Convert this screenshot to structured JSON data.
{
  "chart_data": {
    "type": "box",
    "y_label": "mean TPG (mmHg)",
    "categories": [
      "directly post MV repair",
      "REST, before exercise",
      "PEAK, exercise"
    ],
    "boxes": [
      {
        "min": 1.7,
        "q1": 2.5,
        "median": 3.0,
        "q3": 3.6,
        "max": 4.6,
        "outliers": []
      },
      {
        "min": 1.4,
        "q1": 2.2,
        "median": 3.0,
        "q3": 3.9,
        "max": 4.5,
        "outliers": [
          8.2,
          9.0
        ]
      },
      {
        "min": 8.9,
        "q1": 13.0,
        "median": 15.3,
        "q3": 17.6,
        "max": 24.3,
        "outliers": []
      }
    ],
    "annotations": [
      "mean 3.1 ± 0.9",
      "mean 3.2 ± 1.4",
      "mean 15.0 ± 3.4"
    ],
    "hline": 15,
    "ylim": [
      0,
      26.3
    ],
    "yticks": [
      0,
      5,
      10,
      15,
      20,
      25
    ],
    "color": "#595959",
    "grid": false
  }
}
● ● ● ● ● ● ●
Every record above must be duplicated exactly.

Convert this screenshot to structured JSON data.
{
  "chart_data": {
    "type": "box",
    "y_label": "mean TPG (mmHg)",
    "categories": [
      "directly post MV repair",
      "REST, before exercise",
      "PEAK, exercise"
    ],
    "boxes": [
      {
        "min": 1.7,
        "q1": 2.5,
        "median": 3.0,
        "q3": 3.6,
        "max": 4.6,
        "outliers": []
      },
      {
        "min": 1.4,
        "q1": 2.2,
        "median": 3.0,
        "q3": 3.9,
        "max": 4.5,
        "outliers": [
          8.2,
          9.0
        ]
      },
      {
        "min": 8.9,
        "q1": 13.0,
        "median": 15.3,
        "q3": 17.6,
        "max": 24.3,
        "outliers": []
      }
    ],
    "annotations": [
      "mean 3.1 ± 0.9",
      "mean 3.2 ± 1.4",
      "mean 15.0 ± 3.4"
    ],
    "hline": 15,
    "ylim": [
      0,
      26.3
    ],
    "yticks": [
      0,
      5,
      10,
      15,
      20,
      25
    ],
    "color": "#595959",
    "grid": false
  }
}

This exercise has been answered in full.